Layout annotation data
________________________

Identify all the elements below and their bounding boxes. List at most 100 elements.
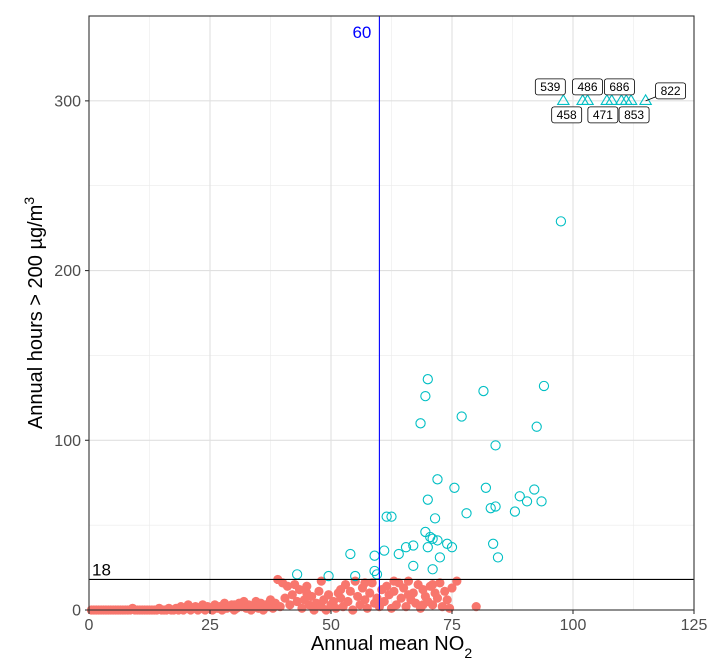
y-axis-title-superscript: 3: [21, 197, 37, 205]
data-point-above-threshold: [485, 503, 496, 514]
data-point-below-threshold: [444, 603, 455, 613]
data-point-below-threshold: [297, 603, 307, 613]
data-point-above-threshold: [538, 380, 550, 392]
data-point-below-threshold: [389, 586, 399, 596]
data-point-above-threshold: [456, 411, 467, 422]
data-point-capped: [605, 93, 619, 106]
data-point-below-threshold: [440, 586, 450, 596]
data-point-below-threshold: [432, 593, 443, 603]
data-point-below-threshold: [280, 593, 290, 603]
data-point-below-threshold: [447, 583, 457, 593]
x-tick-label: 25: [201, 617, 219, 634]
data-point-above-threshold: [427, 564, 438, 575]
data-point-below-threshold: [435, 578, 445, 588]
reference-label-horizontal: 18: [92, 560, 111, 579]
data-point-below-threshold: [287, 590, 297, 600]
point-label-text: 458: [557, 108, 577, 122]
data-point-below-threshold: [336, 585, 346, 595]
y-axis-title-main: Annual hours > 200 µg/m: [25, 205, 47, 429]
data-point-below-threshold: [399, 583, 409, 593]
data-point-capped: [624, 93, 638, 106]
data-point-above-threshold: [393, 548, 404, 560]
data-point-below-threshold: [314, 586, 324, 596]
reference-lines: 60 18: [89, 16, 694, 610]
data-point-above-threshold: [381, 511, 392, 522]
x-tick-label: 100: [560, 617, 587, 634]
data-point-above-threshold: [429, 513, 441, 524]
data-point-below-threshold: [294, 585, 305, 595]
point-label-text: 853: [624, 108, 644, 122]
data-point-above-threshold: [434, 552, 446, 563]
data-point-above-threshold: [432, 535, 443, 546]
data-point-below-threshold: [229, 600, 239, 610]
data-point-above-threshold: [422, 494, 433, 505]
data-point-capped: [556, 93, 570, 106]
data-point-above-threshold: [432, 474, 443, 485]
y-tick-label: 200: [54, 263, 81, 280]
data-point-above-threshold: [531, 421, 542, 432]
point-label-text: 686: [609, 80, 629, 94]
data-point-below-threshold: [437, 602, 447, 612]
data-point-above-threshold: [461, 508, 472, 519]
data-point-below-threshold: [360, 578, 370, 588]
data-point-above-threshold: [490, 501, 501, 512]
x-axis-title: Annual mean NO2: [311, 633, 472, 658]
data-point-below-threshold: [365, 588, 375, 598]
data-point-below-threshold: [367, 578, 377, 588]
data-point-above-threshold: [509, 506, 521, 517]
data-point-below-threshold: [345, 586, 355, 596]
axis-ticks: 0 25 50 75 100 125 0 100 200 300: [54, 93, 707, 634]
point-label-box: [587, 106, 619, 124]
data-point-above-threshold: [490, 440, 501, 451]
x-tick-label: 0: [85, 617, 94, 634]
point-label-box: [604, 78, 635, 96]
data-point-below-threshold: [428, 600, 438, 610]
x-tick-label: 50: [322, 617, 340, 634]
data-point-above-threshold: [555, 216, 567, 227]
data-point-above-threshold: [422, 374, 433, 385]
data-point-below-threshold: [282, 581, 293, 591]
data-point-below-threshold: [418, 600, 428, 610]
data-point-below-threshold: [292, 596, 302, 607]
data-point-above-threshold: [386, 511, 397, 522]
point-label-leader: [645, 96, 656, 102]
data-point-above-threshold: [420, 391, 431, 402]
data-point-below-threshold: [403, 590, 414, 600]
data-point-below-threshold: [428, 579, 438, 590]
point-label-text: 539: [540, 80, 560, 94]
y-tick-label: 300: [54, 93, 81, 110]
data-point-above-threshold: [480, 482, 492, 493]
data-point-below-threshold: [396, 593, 406, 603]
data-point-below-threshold: [275, 602, 285, 612]
data-point-above-threshold: [478, 385, 489, 397]
data-point-above-threshold: [514, 491, 525, 502]
point-label-box: [551, 106, 583, 124]
data-point-below-threshold: [323, 590, 334, 600]
point-label-box: [572, 78, 603, 96]
data-point-below-threshold: [336, 593, 346, 603]
data-point-below-threshold: [331, 603, 341, 613]
y-axis-title: Annual hours > 200 µg/m3: [21, 197, 47, 429]
point-labels: 539 486 686 822 458 471 853: [534, 78, 686, 124]
data-point-below-threshold: [403, 576, 414, 586]
data-point-above-threshold: [487, 538, 499, 549]
data-point-below-threshold: [285, 600, 295, 610]
data-point-below-threshold: [215, 603, 225, 613]
data-point-capped: [580, 93, 595, 106]
data-point-below-threshold: [307, 591, 317, 602]
data-point-above-threshold: [492, 552, 504, 563]
data-point-above-threshold: [408, 560, 419, 572]
data-point-above-threshold: [529, 484, 540, 495]
point-label-box: [534, 78, 566, 96]
data-point-above-threshold: [415, 418, 426, 429]
data-point-above-threshold: [427, 533, 438, 544]
data-point-below-threshold: [343, 596, 353, 607]
data-point-above-threshold: [345, 548, 356, 560]
data-point-below-threshold: [401, 602, 411, 612]
data-point-above-threshold: [408, 540, 419, 551]
point-label-box: [655, 82, 686, 100]
data-point-below-threshold: [442, 595, 452, 605]
data-point-below-threshold: [360, 595, 370, 605]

________________________

Exercise brief
Can you reproduce every one of the records above line for line, with no changes, and leave the pictures out?

Output below
Identify all the elements below and their bounding boxes. List at most 100 elements.
y-axis-title-superscript: 3: [21, 197, 37, 205]
data-point-above-threshold: [485, 503, 496, 514]
data-point-below-threshold: [444, 603, 455, 613]
data-point-below-threshold: [297, 603, 307, 613]
data-point-above-threshold: [538, 380, 550, 392]
data-point-below-threshold: [389, 586, 399, 596]
data-point-above-threshold: [456, 411, 467, 422]
data-point-capped: [605, 93, 619, 106]
data-point-below-threshold: [440, 586, 450, 596]
data-point-below-threshold: [432, 593, 443, 603]
data-point-below-threshold: [280, 593, 290, 603]
data-point-below-threshold: [447, 583, 457, 593]
x-tick-label: 25: [201, 617, 219, 634]
data-point-above-threshold: [427, 564, 438, 575]
data-point-below-threshold: [435, 578, 445, 588]
reference-label-horizontal: 18: [92, 560, 111, 579]
data-point-below-threshold: [287, 590, 297, 600]
point-label-text: 458: [557, 108, 577, 122]
data-point-below-threshold: [336, 585, 346, 595]
y-axis-title-main: Annual hours > 200 µg/m: [25, 205, 47, 429]
data-point-below-threshold: [399, 583, 409, 593]
data-point-capped: [624, 93, 638, 106]
data-point-above-threshold: [393, 548, 404, 560]
data-point-below-threshold: [314, 586, 324, 596]
reference-lines: 60 18: [89, 16, 694, 610]
data-point-above-threshold: [381, 511, 392, 522]
x-tick-label: 100: [560, 617, 587, 634]
data-point-above-threshold: [429, 513, 441, 524]
data-point-below-threshold: [294, 585, 305, 595]
point-label-text: 853: [624, 108, 644, 122]
data-point-above-threshold: [434, 552, 446, 563]
data-point-above-threshold: [432, 535, 443, 546]
data-point-below-threshold: [229, 600, 239, 610]
data-point-above-threshold: [422, 494, 433, 505]
data-point-capped: [556, 93, 570, 106]
data-point-above-threshold: [432, 474, 443, 485]
y-tick-label: 200: [54, 263, 81, 280]
data-point-above-threshold: [531, 421, 542, 432]
point-label-text: 686: [609, 80, 629, 94]
data-point-below-threshold: [437, 602, 447, 612]
data-point-above-threshold: [461, 508, 472, 519]
data-point-below-threshold: [360, 578, 370, 588]
data-point-above-threshold: [490, 501, 501, 512]
x-axis-title: Annual mean NO2: [311, 633, 472, 658]
data-point-below-threshold: [365, 588, 375, 598]
data-point-below-threshold: [367, 578, 377, 588]
data-point-above-threshold: [509, 506, 521, 517]
data-point-below-threshold: [345, 586, 355, 596]
axis-ticks: 0 25 50 75 100 125 0 100 200 300: [54, 93, 707, 634]
point-label-box: [587, 106, 619, 124]
data-point-above-threshold: [490, 440, 501, 451]
x-tick-label: 0: [85, 617, 94, 634]
point-label-box: [604, 78, 635, 96]
data-point-below-threshold: [428, 600, 438, 610]
x-tick-label: 50: [322, 617, 340, 634]
data-point-above-threshold: [555, 216, 567, 227]
data-point-above-threshold: [422, 374, 433, 385]
data-point-below-threshold: [282, 581, 293, 591]
data-point-below-threshold: [418, 600, 428, 610]
data-point-below-threshold: [292, 596, 302, 607]
data-point-above-threshold: [386, 511, 397, 522]
point-label-leader: [645, 96, 656, 102]
data-point-above-threshold: [420, 391, 431, 402]
data-point-below-threshold: [403, 590, 414, 600]
data-point-below-threshold: [428, 579, 438, 590]
point-label-text: 539: [540, 80, 560, 94]
y-tick-label: 300: [54, 93, 81, 110]
data-point-above-threshold: [480, 482, 492, 493]
data-point-below-threshold: [396, 593, 406, 603]
data-point-below-threshold: [275, 602, 285, 612]
data-point-above-threshold: [478, 385, 489, 397]
data-point-above-threshold: [514, 491, 525, 502]
point-label-box: [551, 106, 583, 124]
data-point-below-threshold: [323, 590, 334, 600]
point-label-box: [572, 78, 603, 96]
data-point-below-threshold: [336, 593, 346, 603]
data-point-below-threshold: [331, 603, 341, 613]
y-axis-title: Annual hours > 200 µg/m3: [21, 197, 47, 429]
point-labels: 539 486 686 822 458 471 853: [534, 78, 686, 124]
data-point-below-threshold: [403, 576, 414, 586]
data-point-above-threshold: [487, 538, 499, 549]
data-point-below-threshold: [285, 600, 295, 610]
data-point-below-threshold: [215, 603, 225, 613]
data-point-capped: [580, 93, 595, 106]
data-point-below-threshold: [307, 591, 317, 602]
data-point-above-threshold: [492, 552, 504, 563]
data-point-above-threshold: [408, 560, 419, 572]
data-point-above-threshold: [529, 484, 540, 495]
point-label-box: [534, 78, 566, 96]
data-point-above-threshold: [415, 418, 426, 429]
data-point-above-threshold: [427, 533, 438, 544]
data-point-below-threshold: [343, 596, 353, 607]
data-point-above-threshold: [345, 548, 356, 560]
data-point-below-threshold: [401, 602, 411, 612]
data-point-above-threshold: [408, 540, 419, 551]
point-label-box: [655, 82, 686, 100]
data-point-below-threshold: [442, 595, 452, 605]
data-point-below-threshold: [360, 595, 370, 605]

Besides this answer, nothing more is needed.